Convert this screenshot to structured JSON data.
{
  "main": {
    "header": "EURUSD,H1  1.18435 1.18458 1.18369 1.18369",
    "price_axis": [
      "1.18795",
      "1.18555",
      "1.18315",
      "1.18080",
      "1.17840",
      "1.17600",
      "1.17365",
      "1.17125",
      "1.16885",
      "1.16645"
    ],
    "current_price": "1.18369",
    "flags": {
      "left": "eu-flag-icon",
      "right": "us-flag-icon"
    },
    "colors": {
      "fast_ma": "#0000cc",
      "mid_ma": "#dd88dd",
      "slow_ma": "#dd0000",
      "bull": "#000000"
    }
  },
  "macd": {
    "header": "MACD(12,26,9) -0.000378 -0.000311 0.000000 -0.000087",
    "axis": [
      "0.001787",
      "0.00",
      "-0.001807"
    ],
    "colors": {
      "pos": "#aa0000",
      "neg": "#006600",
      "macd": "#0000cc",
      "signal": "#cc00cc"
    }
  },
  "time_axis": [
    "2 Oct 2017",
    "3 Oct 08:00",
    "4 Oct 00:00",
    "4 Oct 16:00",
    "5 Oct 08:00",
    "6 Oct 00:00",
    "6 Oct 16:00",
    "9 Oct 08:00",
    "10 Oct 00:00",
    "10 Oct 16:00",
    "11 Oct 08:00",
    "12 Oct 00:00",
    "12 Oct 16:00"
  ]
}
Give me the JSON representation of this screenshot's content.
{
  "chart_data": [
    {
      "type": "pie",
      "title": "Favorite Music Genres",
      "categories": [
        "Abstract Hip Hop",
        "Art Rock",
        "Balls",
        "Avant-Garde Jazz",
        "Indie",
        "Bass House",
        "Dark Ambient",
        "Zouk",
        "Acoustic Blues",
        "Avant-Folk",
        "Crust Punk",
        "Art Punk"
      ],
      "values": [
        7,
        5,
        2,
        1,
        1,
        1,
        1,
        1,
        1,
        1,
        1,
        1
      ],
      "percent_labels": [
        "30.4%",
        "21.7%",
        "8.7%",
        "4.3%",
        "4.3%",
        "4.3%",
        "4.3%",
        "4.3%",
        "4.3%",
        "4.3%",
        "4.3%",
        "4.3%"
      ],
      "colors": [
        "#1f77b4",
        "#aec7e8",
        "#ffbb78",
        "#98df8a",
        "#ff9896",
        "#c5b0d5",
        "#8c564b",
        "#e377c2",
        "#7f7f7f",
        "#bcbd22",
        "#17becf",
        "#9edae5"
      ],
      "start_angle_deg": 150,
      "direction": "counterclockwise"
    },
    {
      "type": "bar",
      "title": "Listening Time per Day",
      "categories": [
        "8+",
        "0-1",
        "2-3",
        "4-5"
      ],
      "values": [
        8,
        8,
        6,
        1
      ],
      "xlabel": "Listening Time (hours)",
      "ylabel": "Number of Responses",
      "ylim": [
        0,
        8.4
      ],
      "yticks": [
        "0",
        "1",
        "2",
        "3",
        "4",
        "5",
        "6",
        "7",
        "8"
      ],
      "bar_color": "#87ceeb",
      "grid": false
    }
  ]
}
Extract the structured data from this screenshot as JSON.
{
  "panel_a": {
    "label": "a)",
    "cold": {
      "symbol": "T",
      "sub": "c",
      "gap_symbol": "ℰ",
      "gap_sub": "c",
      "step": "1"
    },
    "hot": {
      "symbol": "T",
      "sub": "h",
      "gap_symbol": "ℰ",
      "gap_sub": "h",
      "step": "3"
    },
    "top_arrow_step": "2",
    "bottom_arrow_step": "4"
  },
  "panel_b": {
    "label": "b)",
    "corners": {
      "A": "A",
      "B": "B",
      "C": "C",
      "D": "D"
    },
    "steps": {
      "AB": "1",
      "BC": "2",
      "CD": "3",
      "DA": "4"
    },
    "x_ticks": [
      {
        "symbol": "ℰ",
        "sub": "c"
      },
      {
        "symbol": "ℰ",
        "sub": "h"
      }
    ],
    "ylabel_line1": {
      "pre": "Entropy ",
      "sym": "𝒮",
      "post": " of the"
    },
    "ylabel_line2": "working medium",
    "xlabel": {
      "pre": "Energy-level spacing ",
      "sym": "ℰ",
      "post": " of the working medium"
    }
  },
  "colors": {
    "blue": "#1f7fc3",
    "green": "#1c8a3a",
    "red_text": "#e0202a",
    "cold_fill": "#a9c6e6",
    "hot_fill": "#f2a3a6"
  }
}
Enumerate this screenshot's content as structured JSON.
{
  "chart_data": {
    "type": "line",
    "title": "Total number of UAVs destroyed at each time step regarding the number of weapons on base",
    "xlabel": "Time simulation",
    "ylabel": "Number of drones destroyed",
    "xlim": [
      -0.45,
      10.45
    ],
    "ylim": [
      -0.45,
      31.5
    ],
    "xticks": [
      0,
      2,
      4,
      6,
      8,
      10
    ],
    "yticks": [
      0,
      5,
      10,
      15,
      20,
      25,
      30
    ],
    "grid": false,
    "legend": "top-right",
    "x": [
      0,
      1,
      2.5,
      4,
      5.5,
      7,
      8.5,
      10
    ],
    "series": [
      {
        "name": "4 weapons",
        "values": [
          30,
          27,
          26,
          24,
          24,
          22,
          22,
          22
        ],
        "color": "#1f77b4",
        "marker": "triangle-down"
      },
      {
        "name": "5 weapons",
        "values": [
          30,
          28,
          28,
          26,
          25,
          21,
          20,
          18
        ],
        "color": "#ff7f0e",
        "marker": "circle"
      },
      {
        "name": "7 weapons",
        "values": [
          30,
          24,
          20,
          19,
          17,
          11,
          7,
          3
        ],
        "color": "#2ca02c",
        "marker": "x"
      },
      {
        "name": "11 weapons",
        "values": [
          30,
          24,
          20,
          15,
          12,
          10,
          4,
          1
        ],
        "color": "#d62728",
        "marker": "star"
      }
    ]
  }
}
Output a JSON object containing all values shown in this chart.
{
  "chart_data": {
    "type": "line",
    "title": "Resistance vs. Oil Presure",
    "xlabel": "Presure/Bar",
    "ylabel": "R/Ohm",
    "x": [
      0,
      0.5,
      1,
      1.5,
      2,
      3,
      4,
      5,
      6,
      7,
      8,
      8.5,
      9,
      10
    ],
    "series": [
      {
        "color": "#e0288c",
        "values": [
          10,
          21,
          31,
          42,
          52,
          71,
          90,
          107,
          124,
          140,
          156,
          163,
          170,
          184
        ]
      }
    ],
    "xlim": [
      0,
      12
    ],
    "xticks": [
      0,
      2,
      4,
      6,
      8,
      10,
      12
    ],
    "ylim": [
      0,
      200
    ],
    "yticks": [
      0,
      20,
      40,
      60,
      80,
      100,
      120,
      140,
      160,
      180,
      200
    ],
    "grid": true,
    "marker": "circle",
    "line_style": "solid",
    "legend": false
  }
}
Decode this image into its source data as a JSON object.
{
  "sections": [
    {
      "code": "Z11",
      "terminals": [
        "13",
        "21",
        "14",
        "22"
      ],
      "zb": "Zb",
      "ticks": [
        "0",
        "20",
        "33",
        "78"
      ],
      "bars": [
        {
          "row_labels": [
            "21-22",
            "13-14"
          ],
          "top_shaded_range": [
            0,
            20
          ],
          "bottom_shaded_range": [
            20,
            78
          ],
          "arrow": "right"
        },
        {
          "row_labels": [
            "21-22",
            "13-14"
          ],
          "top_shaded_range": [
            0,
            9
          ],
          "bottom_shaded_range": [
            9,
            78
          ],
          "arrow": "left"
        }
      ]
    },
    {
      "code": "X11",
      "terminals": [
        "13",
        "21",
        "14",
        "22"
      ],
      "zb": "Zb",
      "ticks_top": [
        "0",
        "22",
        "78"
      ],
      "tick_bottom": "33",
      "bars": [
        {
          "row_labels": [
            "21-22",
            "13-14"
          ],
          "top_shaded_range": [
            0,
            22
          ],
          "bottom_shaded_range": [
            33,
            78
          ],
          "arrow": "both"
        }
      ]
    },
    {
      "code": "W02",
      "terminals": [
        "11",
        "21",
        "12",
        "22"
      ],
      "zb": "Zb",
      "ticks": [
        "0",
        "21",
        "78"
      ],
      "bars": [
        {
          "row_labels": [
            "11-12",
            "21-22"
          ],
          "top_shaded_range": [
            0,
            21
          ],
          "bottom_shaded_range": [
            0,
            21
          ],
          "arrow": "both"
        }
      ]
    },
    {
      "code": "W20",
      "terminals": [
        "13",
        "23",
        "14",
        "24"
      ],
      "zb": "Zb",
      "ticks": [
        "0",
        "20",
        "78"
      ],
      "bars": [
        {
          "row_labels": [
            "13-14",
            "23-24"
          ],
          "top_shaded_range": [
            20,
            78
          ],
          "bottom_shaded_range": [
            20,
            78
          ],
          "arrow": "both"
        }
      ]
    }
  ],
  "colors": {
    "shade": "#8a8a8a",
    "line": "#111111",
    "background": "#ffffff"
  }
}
-------------------------
WHAT TO PRODUCE: Copy each line above where the string "this" occurs.

WRITTEN REPLY:
Convert this screenshot to structured JSON data.
Give me the JSON representation of this screenshot's content.
Extract the structured data from this screenshot as JSON.
Enumerate this screenshot's content as structured JSON.
Output a JSON object containing all values shown in this chart.
Decode this image into its source data as a JSON object.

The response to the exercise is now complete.